** start of RECORDED DATA **

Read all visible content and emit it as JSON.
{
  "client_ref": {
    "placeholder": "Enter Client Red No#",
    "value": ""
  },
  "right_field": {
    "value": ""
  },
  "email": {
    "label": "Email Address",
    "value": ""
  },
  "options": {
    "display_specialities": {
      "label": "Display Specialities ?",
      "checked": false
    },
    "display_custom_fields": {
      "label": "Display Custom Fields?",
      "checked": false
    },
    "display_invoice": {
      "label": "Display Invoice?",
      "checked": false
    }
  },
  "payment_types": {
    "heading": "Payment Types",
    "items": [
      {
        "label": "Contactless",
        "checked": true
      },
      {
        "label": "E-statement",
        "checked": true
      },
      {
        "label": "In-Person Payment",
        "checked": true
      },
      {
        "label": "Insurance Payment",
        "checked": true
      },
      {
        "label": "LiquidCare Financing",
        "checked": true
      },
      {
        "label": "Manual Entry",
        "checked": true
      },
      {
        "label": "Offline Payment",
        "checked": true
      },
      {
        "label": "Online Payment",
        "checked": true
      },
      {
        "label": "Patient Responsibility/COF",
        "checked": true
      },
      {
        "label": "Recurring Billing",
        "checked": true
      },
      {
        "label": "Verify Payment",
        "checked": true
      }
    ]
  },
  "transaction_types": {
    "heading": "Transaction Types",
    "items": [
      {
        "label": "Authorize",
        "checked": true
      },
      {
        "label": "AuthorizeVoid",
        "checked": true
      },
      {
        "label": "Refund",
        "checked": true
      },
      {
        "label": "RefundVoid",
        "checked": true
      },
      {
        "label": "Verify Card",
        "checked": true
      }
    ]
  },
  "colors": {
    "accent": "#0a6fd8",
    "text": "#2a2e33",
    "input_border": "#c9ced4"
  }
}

** end of RECORDED DATA **

BRIEF ::
Using the listing above, retype each line exactly.

EXERCISE RESPONSE ::
Read all visible content and emit it as JSON.
{
  "client_ref": {
    "placeholder": "Enter Client Red No#",
    "value": ""
  },
  "right_field": {
    "value": ""
  },
  "email": {
    "label": "Email Address",
    "value": ""
  },
  "options": {
    "display_specialities": {
      "label": "Display Specialities ?",
      "checked": false
    },
    "display_custom_fields": {
      "label": "Display Custom Fields?",
      "checked": false
    },
    "display_invoice": {
      "label": "Display Invoice?",
      "checked": false
    }
  },
  "payment_types": {
    "heading": "Payment Types",
    "items": [
      {
        "label": "Contactless",
        "checked": true
      },
      {
        "label": "E-statement",
        "checked": true
      },
      {
        "label": "In-Person Payment",
        "checked": true
      },
      {
        "label": "Insurance Payment",
        "checked": true
      },
      {
        "label": "LiquidCare Financing",
        "checked": true
      },
      {
        "label": "Manual Entry",
        "checked": true
      },
      {
        "label": "Offline Payment",
        "checked": true
      },
      {
        "label": "Online Payment",
        "checked": true
      },
      {
        "label": "Patient Responsibility/COF",
        "checked": true
      },
      {
        "label": "Recurring Billing",
        "checked": true
      },
      {
        "label": "Verify Payment",
        "checked": true
      }
    ]
  },
  "transaction_types": {
    "heading": "Transaction Types",
    "items": [
      {
        "label": "Authorize",
        "checked": true
      },
      {
        "label": "AuthorizeVoid",
        "checked": true
      },
      {
        "label": "Refund",
        "checked": true
      },
      {
        "label": "RefundVoid",
        "checked": true
      },
      {
        "label": "Verify Card",
        "checked": true
      }
    ]
  },
  "colors": {
    "accent": "#0a6fd8",
    "text": "#2a2e33",
    "input_border": "#c9ced4"
  }
}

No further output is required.